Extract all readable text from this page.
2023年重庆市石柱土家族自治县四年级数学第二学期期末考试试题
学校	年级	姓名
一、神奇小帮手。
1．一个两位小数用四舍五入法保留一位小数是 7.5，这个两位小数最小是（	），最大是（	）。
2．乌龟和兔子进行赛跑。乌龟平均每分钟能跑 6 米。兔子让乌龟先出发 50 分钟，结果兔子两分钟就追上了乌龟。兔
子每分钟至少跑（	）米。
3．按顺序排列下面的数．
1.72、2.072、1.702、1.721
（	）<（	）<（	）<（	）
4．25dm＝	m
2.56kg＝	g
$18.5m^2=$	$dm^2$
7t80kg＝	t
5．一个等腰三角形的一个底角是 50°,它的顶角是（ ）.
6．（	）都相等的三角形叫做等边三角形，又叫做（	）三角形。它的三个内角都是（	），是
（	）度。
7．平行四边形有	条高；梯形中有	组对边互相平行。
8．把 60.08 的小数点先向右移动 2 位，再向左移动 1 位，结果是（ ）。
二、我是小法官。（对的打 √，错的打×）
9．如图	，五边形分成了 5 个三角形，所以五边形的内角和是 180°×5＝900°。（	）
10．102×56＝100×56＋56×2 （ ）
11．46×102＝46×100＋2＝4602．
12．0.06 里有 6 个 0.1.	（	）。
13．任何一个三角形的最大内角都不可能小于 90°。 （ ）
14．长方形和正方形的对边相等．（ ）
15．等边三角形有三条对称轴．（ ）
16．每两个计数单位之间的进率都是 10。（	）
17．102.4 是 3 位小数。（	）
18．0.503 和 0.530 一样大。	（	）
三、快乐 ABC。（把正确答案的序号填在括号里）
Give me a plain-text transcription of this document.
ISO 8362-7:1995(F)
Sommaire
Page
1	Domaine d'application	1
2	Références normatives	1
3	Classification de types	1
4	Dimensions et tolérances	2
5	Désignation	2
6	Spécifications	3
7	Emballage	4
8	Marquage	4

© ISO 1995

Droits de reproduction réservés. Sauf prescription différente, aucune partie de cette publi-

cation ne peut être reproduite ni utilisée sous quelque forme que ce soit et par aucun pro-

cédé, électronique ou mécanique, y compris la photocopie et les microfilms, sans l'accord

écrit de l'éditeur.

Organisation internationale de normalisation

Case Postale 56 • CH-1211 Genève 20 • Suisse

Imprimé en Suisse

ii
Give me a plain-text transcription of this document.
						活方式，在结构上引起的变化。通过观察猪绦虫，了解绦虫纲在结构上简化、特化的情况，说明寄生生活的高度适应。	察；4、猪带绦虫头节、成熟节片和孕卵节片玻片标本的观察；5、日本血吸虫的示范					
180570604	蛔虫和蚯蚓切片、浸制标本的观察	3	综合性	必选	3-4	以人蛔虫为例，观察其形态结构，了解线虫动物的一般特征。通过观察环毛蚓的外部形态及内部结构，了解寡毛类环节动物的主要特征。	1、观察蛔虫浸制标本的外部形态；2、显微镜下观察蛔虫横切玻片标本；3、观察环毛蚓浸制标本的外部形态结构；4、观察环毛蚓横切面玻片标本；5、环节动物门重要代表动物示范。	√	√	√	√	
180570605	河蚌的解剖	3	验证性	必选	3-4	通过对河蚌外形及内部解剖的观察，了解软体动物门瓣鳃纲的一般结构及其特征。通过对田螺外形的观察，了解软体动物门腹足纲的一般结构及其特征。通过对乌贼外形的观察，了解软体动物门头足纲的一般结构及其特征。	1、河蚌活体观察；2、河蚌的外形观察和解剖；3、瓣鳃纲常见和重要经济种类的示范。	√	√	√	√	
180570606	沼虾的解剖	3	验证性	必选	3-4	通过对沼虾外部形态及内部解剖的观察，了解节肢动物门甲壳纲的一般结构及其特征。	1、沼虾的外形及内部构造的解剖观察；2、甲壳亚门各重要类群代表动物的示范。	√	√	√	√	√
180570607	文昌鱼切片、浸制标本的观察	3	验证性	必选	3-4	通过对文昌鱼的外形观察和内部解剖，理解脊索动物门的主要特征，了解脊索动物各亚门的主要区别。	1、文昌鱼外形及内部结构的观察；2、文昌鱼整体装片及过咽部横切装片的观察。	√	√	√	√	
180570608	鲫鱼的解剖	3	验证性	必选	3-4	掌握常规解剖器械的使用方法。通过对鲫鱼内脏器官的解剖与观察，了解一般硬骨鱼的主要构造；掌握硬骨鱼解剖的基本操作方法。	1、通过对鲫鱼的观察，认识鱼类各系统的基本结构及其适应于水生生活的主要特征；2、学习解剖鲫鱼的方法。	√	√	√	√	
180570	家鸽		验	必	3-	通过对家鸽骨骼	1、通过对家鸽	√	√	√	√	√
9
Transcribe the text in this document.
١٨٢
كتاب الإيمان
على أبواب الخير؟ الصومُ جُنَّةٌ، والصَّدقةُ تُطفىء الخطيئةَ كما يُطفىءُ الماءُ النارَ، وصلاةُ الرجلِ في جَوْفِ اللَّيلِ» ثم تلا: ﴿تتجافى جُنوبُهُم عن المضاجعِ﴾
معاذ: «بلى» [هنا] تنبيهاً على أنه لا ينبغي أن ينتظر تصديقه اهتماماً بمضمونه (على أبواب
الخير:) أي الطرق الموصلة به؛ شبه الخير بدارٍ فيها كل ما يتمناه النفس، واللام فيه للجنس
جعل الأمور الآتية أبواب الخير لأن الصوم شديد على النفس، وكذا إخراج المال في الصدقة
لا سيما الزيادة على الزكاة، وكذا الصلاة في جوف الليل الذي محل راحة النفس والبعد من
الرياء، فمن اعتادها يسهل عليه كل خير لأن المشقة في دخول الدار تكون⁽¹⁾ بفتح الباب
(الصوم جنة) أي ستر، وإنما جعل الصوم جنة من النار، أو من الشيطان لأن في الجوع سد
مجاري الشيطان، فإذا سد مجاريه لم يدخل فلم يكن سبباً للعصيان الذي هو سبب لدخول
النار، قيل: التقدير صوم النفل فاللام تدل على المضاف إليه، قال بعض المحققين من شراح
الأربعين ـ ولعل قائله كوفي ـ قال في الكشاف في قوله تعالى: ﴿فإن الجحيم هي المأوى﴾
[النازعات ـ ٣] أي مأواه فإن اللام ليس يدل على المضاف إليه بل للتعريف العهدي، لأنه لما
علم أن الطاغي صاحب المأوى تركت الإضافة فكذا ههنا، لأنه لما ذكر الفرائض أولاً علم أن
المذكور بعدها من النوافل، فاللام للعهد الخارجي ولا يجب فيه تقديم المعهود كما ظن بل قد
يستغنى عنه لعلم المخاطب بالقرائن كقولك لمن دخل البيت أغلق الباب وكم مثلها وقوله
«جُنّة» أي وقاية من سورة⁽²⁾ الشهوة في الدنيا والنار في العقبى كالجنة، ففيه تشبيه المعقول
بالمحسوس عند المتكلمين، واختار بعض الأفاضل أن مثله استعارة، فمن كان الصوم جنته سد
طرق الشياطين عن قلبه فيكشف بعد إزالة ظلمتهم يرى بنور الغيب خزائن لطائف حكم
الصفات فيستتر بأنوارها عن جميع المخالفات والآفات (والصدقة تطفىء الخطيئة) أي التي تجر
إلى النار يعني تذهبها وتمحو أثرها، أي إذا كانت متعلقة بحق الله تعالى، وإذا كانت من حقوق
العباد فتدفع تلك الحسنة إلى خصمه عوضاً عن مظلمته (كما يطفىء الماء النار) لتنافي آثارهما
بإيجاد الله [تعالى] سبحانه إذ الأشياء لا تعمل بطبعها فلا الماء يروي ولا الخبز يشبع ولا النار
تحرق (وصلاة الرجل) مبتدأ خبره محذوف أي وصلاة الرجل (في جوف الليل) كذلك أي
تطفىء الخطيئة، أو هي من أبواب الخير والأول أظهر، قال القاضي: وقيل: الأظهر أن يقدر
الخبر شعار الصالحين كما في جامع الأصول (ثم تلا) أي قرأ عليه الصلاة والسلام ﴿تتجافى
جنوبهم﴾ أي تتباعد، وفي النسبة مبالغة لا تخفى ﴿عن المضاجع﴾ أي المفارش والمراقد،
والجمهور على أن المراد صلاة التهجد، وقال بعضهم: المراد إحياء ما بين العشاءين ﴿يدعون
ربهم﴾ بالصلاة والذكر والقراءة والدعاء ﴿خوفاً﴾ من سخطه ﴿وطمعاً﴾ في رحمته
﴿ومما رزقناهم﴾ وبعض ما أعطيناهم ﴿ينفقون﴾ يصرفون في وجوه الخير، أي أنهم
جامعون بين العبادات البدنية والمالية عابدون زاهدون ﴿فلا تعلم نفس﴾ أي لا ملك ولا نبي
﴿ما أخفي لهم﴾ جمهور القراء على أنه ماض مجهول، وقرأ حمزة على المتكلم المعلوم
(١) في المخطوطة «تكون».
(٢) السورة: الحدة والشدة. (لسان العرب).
^^^^
● Short problem: From the data above, pick out each line containing "Suisse" and copy it.

● Output of the exercise:
Case Postale 56 • CH-1211 Genève 20 • Suisse
Imprimé en Suisse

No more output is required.